◆ What you should do: Scan the lines below; pull out those with "Tests".

── Records shown

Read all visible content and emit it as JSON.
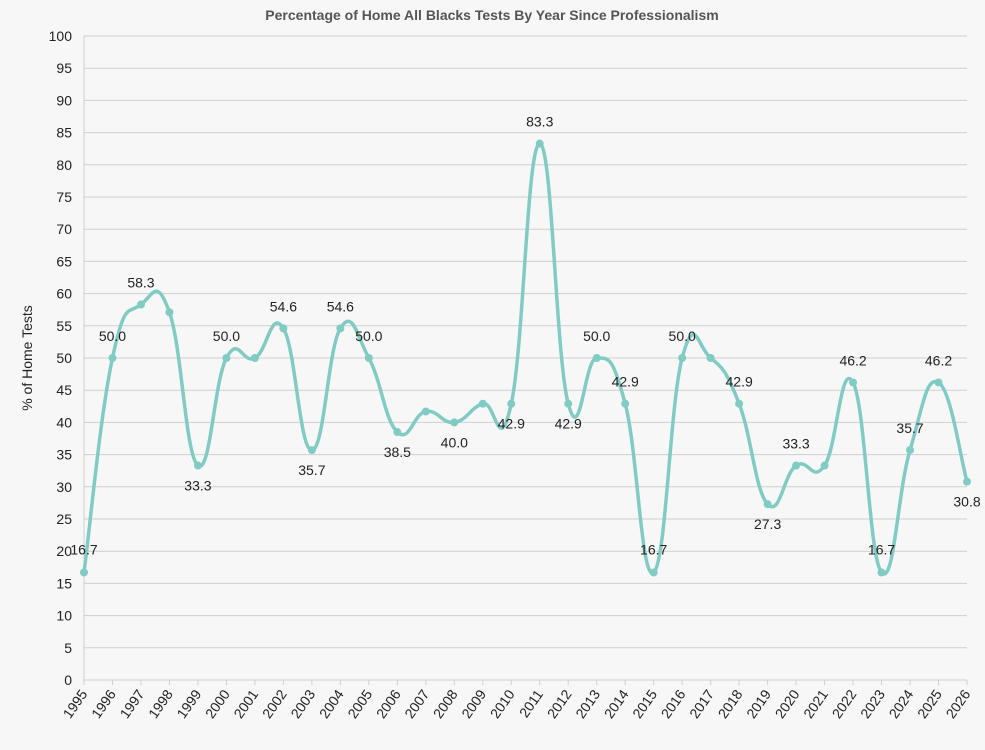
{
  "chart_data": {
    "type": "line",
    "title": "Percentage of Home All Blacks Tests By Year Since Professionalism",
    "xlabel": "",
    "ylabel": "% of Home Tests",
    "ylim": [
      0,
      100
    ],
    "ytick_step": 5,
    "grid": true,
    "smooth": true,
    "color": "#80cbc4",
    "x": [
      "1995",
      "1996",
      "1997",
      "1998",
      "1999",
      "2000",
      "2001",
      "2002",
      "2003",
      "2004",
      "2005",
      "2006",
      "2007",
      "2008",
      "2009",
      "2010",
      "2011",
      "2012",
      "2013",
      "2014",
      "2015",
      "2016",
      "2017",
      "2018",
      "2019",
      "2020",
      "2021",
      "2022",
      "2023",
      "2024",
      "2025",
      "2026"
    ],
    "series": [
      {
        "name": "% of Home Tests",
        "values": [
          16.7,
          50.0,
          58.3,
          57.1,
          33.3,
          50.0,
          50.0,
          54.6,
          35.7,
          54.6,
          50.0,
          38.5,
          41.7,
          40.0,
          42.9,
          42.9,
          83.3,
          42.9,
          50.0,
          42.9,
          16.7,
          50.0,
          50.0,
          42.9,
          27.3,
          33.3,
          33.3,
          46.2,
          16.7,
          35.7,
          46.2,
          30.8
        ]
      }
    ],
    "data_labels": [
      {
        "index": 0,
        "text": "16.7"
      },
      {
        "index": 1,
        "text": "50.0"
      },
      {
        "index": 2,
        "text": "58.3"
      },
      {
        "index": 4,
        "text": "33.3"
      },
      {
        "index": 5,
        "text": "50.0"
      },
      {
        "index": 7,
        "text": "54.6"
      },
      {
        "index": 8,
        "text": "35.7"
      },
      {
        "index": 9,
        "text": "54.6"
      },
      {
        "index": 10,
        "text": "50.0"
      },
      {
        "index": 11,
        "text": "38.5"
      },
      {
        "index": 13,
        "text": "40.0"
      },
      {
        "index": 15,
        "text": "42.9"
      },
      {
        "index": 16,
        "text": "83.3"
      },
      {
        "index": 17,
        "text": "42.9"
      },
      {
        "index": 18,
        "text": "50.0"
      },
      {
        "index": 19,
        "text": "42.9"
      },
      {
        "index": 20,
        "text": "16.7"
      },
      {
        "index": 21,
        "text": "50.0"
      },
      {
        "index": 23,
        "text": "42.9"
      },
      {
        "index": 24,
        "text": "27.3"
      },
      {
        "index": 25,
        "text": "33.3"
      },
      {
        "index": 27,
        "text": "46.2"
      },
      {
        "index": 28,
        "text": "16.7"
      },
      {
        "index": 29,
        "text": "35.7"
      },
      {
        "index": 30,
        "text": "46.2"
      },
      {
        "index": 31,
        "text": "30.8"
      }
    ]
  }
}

────
── Records shown

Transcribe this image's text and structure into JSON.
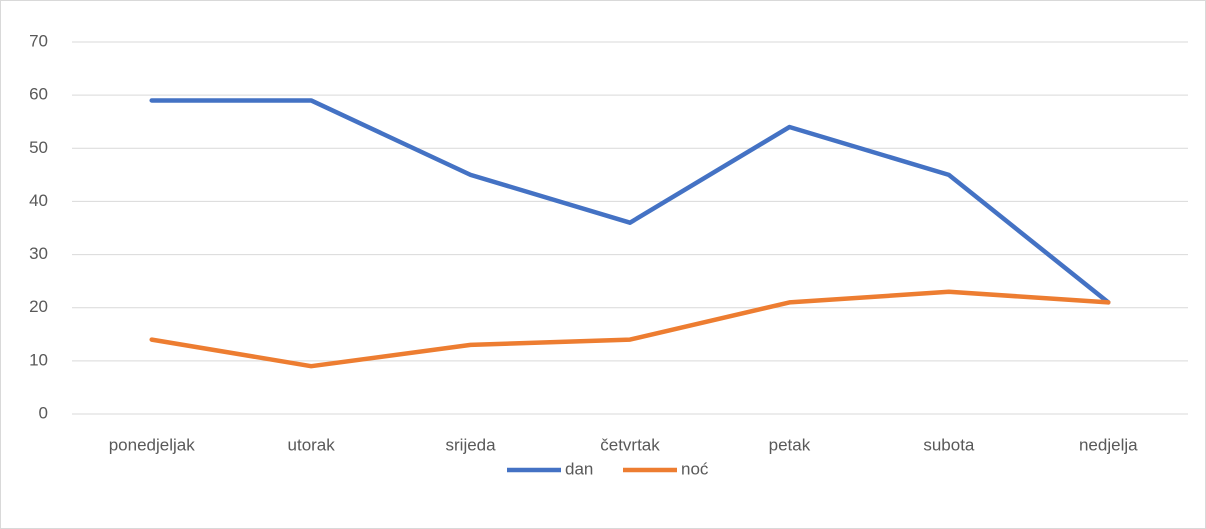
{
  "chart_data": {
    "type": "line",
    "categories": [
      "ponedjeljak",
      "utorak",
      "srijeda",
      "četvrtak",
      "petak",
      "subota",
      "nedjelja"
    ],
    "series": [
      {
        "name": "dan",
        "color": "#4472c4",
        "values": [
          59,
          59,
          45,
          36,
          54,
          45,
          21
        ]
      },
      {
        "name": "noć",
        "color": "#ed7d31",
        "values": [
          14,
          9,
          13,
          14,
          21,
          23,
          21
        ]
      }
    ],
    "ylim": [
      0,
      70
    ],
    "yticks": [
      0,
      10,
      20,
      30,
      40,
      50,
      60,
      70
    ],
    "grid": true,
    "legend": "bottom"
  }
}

────

◆ Result of this exercise:
    "title": "Percentage of Home All Blacks Tests By Year Since Professionalism",
    "ylabel": "% of Home Tests",
        "name": "% of Home Tests",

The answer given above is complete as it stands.